### What is expected
Your answer should consist of the lines holding "lack", copied from the material below.

Data listing START

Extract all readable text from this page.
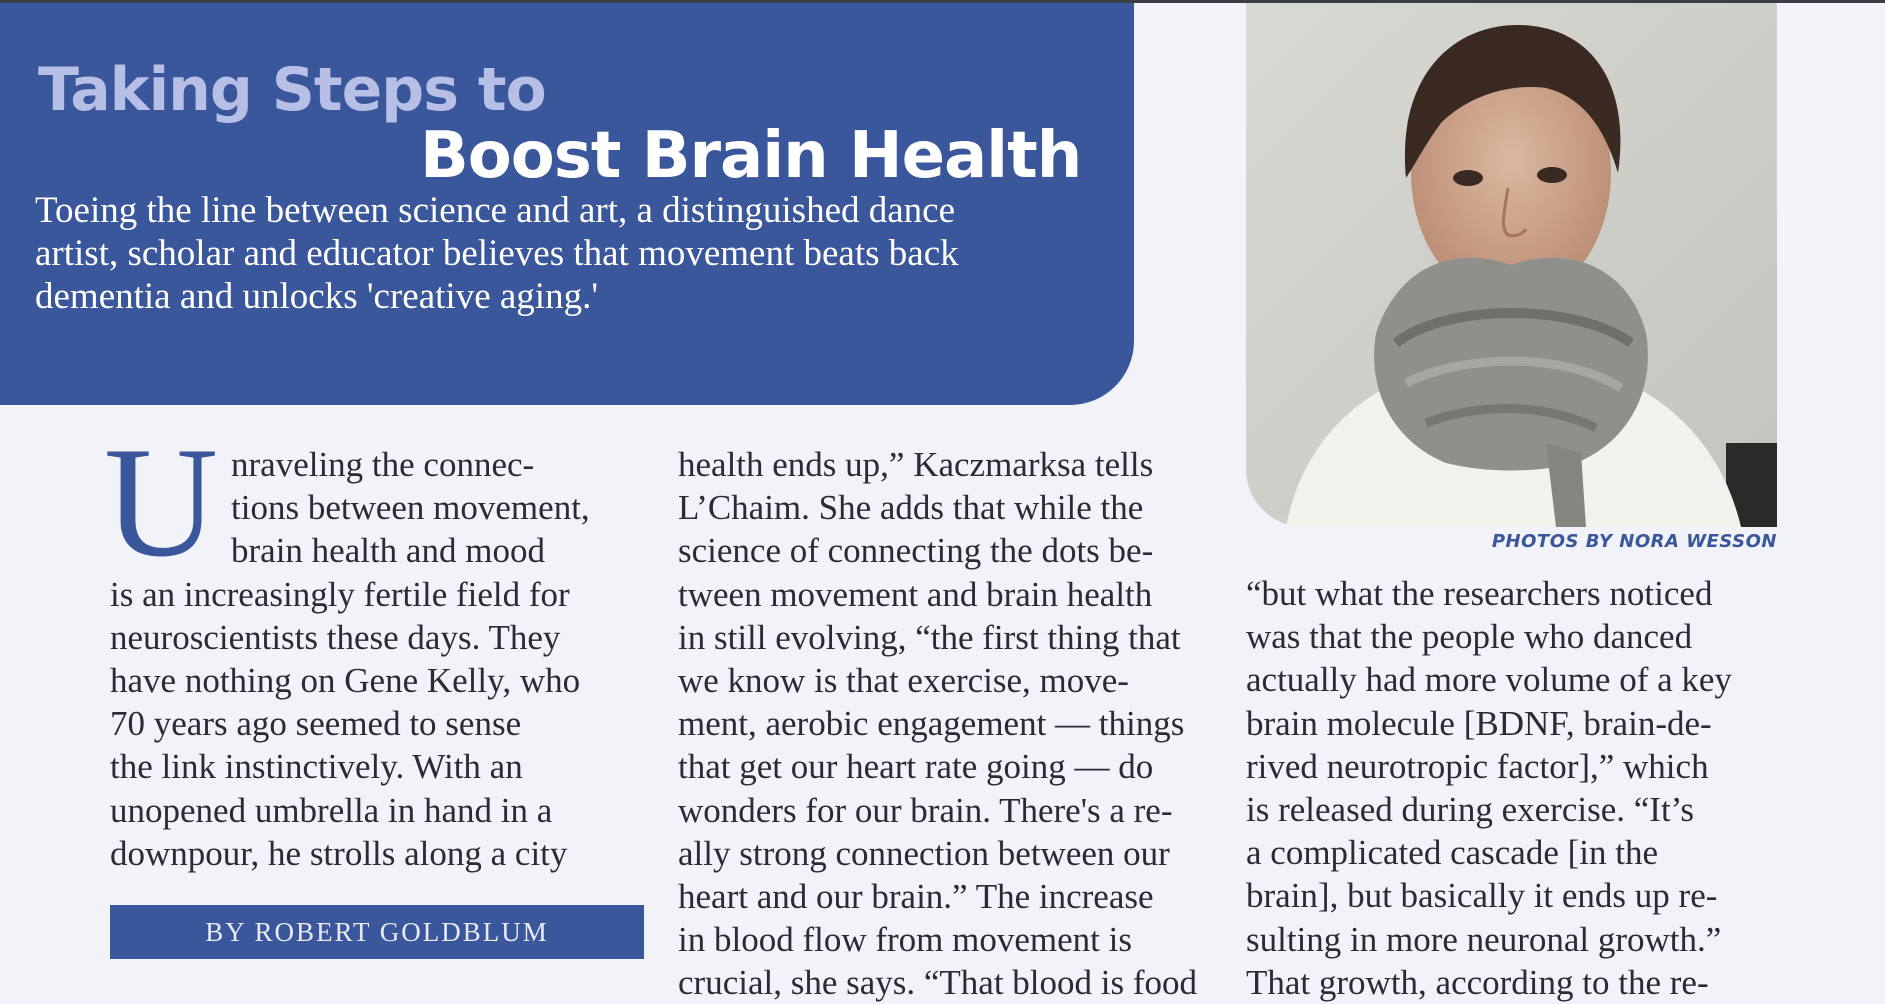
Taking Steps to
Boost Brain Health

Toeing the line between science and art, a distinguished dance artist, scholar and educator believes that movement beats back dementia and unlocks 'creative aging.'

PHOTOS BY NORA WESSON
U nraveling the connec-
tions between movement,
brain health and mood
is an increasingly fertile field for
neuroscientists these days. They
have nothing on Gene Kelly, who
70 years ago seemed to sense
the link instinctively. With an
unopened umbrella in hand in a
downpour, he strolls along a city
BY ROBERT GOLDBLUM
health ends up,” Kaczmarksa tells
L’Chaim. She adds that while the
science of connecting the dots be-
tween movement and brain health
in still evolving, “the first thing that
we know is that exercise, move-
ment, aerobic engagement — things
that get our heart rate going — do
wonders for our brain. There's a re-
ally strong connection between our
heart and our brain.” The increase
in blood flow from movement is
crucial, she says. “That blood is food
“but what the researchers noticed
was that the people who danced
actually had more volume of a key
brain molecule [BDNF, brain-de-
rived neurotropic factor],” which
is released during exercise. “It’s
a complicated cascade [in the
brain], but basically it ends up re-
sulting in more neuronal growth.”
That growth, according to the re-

Data listing END
Data listing START

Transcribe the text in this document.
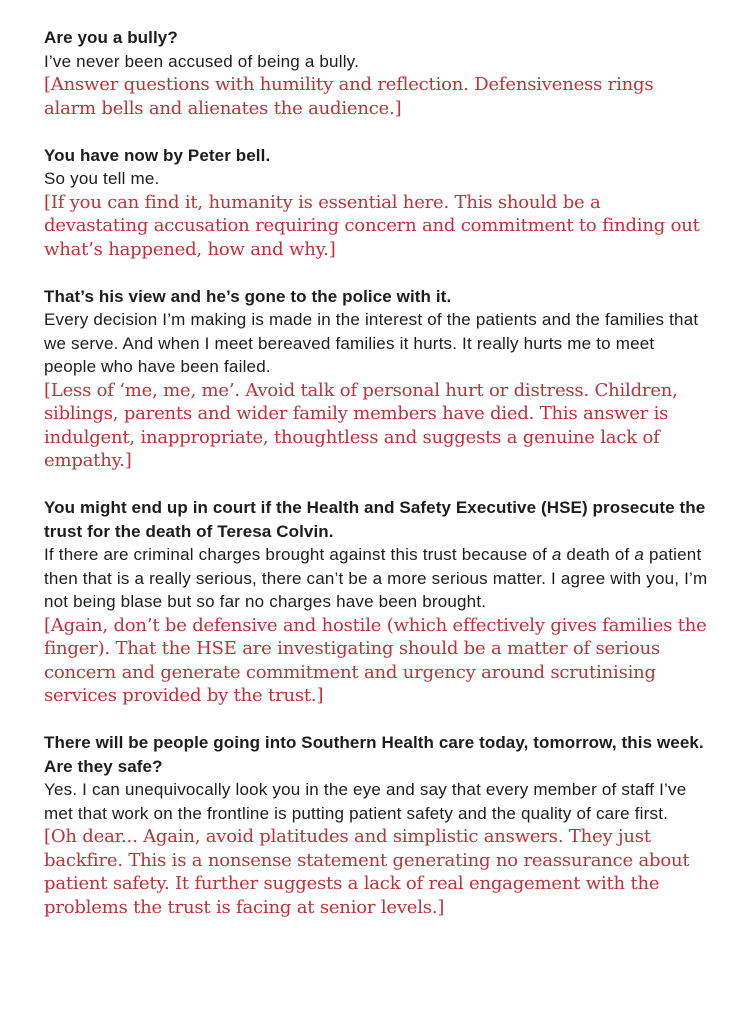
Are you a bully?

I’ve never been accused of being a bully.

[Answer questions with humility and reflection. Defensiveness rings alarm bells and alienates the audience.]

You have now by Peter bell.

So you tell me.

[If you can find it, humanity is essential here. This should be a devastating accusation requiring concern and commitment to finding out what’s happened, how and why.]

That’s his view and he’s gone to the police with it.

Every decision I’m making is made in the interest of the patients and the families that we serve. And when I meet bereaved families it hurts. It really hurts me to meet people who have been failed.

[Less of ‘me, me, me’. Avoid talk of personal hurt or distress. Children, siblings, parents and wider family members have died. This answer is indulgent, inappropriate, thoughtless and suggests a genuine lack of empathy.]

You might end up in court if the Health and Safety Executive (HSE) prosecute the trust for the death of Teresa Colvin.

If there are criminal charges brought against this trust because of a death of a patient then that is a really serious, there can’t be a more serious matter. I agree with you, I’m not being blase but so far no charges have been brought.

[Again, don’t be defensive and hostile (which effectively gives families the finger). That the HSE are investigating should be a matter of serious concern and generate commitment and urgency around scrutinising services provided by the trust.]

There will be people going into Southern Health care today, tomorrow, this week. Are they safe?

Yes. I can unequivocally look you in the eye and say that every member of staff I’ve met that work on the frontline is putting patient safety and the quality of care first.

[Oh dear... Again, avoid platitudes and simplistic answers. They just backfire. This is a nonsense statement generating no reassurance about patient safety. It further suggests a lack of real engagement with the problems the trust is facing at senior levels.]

Data listing END

### Output of the task
[Less of ‘me, me, me’. Avoid talk of personal hurt or distress. Children, siblings, parents and wider family members have died. This answer is indulgent, inappropriate, thoughtless and suggests a genuine lack of empathy.]
[Oh dear... Again, avoid platitudes and simplistic answers. They just backfire. This is a nonsense statement generating no reassurance about patient safety. It further suggests a lack of real engagement with the problems the trust is facing at senior levels.]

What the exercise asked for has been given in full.